═══ Exercise materials ═══

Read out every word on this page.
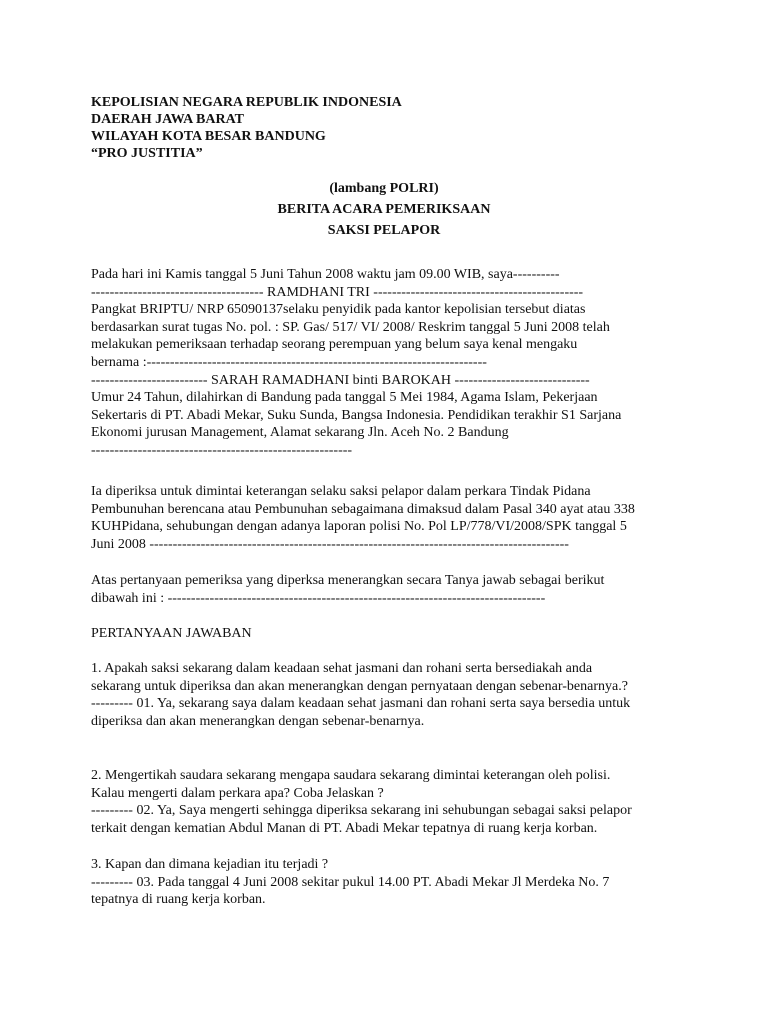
KEPOLISIAN NEGARA REPUBLIK INDONESIA
DAERAH JAWA BARAT
WILAYAH KOTA BESAR BANDUNG
“PRO JUSTITIA”
(lambang POLRI)
BERITA ACARA PEMERIKSAAN
SAKSI PELAPOR
Pada hari ini Kamis tanggal 5 Juni Tahun 2008 waktu jam 09.00 WIB, saya----------
------------------------------------- RAMDHANI TRI ---------------------------------------------
Pangkat BRIPTU/ NRP 65090137selaku penyidik pada kantor kepolisian tersebut diatas
berdasarkan surat tugas No. pol. : SP. Gas/ 517/ VI/ 2008/ Reskrim tanggal 5 Juni 2008 telah
melakukan pemeriksaan terhadap seorang perempuan yang belum saya kenal mengaku
bernama :-------------------------------------------------------------------------
------------------------- SARAH RAMADHANI binti BAROKAH -----------------------------
Umur 24 Tahun, dilahirkan di Bandung pada tanggal 5 Mei 1984, Agama Islam, Pekerjaan
Sekertaris di PT. Abadi Mekar, Suku Sunda, Bangsa Indonesia. Pendidikan terakhir S1 Sarjana
Ekonomi jurusan Management, Alamat sekarang Jln. Aceh No. 2 Bandung
--------------------------------------------------------
Ia diperiksa untuk dimintai keterangan selaku saksi pelapor dalam perkara Tindak Pidana
Pembunuhan berencana atau Pembunuhan sebagaimana dimaksud dalam Pasal 340 ayat atau 338
KUHPidana, sehubungan dengan adanya laporan polisi No. Pol LP/778/VI/2008/SPK tanggal 5
Juni 2008 ------------------------------------------------------------------------------------------
Atas pertanyaan pemeriksa yang diperksa menerangkan secara Tanya jawab sebagai berikut
dibawah ini : ---------------------------------------------------------------------------------
PERTANYAAN JAWABAN
1. Apakah saksi sekarang dalam keadaan sehat jasmani dan rohani serta bersediakah anda
sekarang untuk diperiksa dan akan menerangkan dengan pernyataan dengan sebenar-benarnya.?
--------- 01. Ya, sekarang saya dalam keadaan sehat jasmani dan rohani serta saya bersedia untuk
diperiksa dan akan menerangkan dengan sebenar-benarnya.
2. Mengertikah saudara sekarang mengapa saudara sekarang dimintai keterangan oleh polisi.
Kalau mengerti dalam perkara apa? Coba Jelaskan ?
--------- 02. Ya, Saya mengerti sehingga diperiksa sekarang ini sehubungan sebagai saksi pelapor
terkait dengan kematian Abdul Manan di PT. Abadi Mekar tepatnya di ruang kerja korban.
3. Kapan dan dimana kejadian itu terjadi ?
--------- 03. Pada tanggal 4 Juni 2008 sekitar pukul 14.00 PT. Abadi Mekar Jl Merdeka No. 7
tepatnya di ruang kerja korban.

═══

→ Task directions
Would you mind returning each entry above word for word, skipping the images?

→ Finished exercise
Read out every word on this page.
KEPOLISIAN NEGARA REPUBLIK INDONESIA
DAERAH JAWA BARAT
WILAYAH KOTA BESAR BANDUNG
“PRO JUSTITIA”
(lambang POLRI)
BERITA ACARA PEMERIKSAAN
SAKSI PELAPOR
Pada hari ini Kamis tanggal 5 Juni Tahun 2008 waktu jam 09.00 WIB, saya----------
------------------------------------- RAMDHANI TRI ---------------------------------------------
Pangkat BRIPTU/ NRP 65090137selaku penyidik pada kantor kepolisian tersebut diatas
berdasarkan surat tugas No. pol. : SP. Gas/ 517/ VI/ 2008/ Reskrim tanggal 5 Juni 2008 telah
melakukan pemeriksaan terhadap seorang perempuan yang belum saya kenal mengaku
bernama :-------------------------------------------------------------------------
------------------------- SARAH RAMADHANI binti BAROKAH -----------------------------
Umur 24 Tahun, dilahirkan di Bandung pada tanggal 5 Mei 1984, Agama Islam, Pekerjaan
Sekertaris di PT. Abadi Mekar, Suku Sunda, Bangsa Indonesia. Pendidikan terakhir S1 Sarjana
Ekonomi jurusan Management, Alamat sekarang Jln. Aceh No. 2 Bandung
--------------------------------------------------------
Ia diperiksa untuk dimintai keterangan selaku saksi pelapor dalam perkara Tindak Pidana
Pembunuhan berencana atau Pembunuhan sebagaimana dimaksud dalam Pasal 340 ayat atau 338
KUHPidana, sehubungan dengan adanya laporan polisi No. Pol LP/778/VI/2008/SPK tanggal 5
Juni 2008 ------------------------------------------------------------------------------------------
Atas pertanyaan pemeriksa yang diperksa menerangkan secara Tanya jawab sebagai berikut
dibawah ini : ---------------------------------------------------------------------------------
PERTANYAAN JAWABAN
1. Apakah saksi sekarang dalam keadaan sehat jasmani dan rohani serta bersediakah anda
sekarang untuk diperiksa dan akan menerangkan dengan pernyataan dengan sebenar-benarnya.?
--------- 01. Ya, sekarang saya dalam keadaan sehat jasmani dan rohani serta saya bersedia untuk
diperiksa dan akan menerangkan dengan sebenar-benarnya.
2. Mengertikah saudara sekarang mengapa saudara sekarang dimintai keterangan oleh polisi.
Kalau mengerti dalam perkara apa? Coba Jelaskan ?
--------- 02. Ya, Saya mengerti sehingga diperiksa sekarang ini sehubungan sebagai saksi pelapor
terkait dengan kematian Abdul Manan di PT. Abadi Mekar tepatnya di ruang kerja korban.
3. Kapan dan dimana kejadian itu terjadi ?
--------- 03. Pada tanggal 4 Juni 2008 sekitar pukul 14.00 PT. Abadi Mekar Jl Merdeka No. 7
tepatnya di ruang kerja korban.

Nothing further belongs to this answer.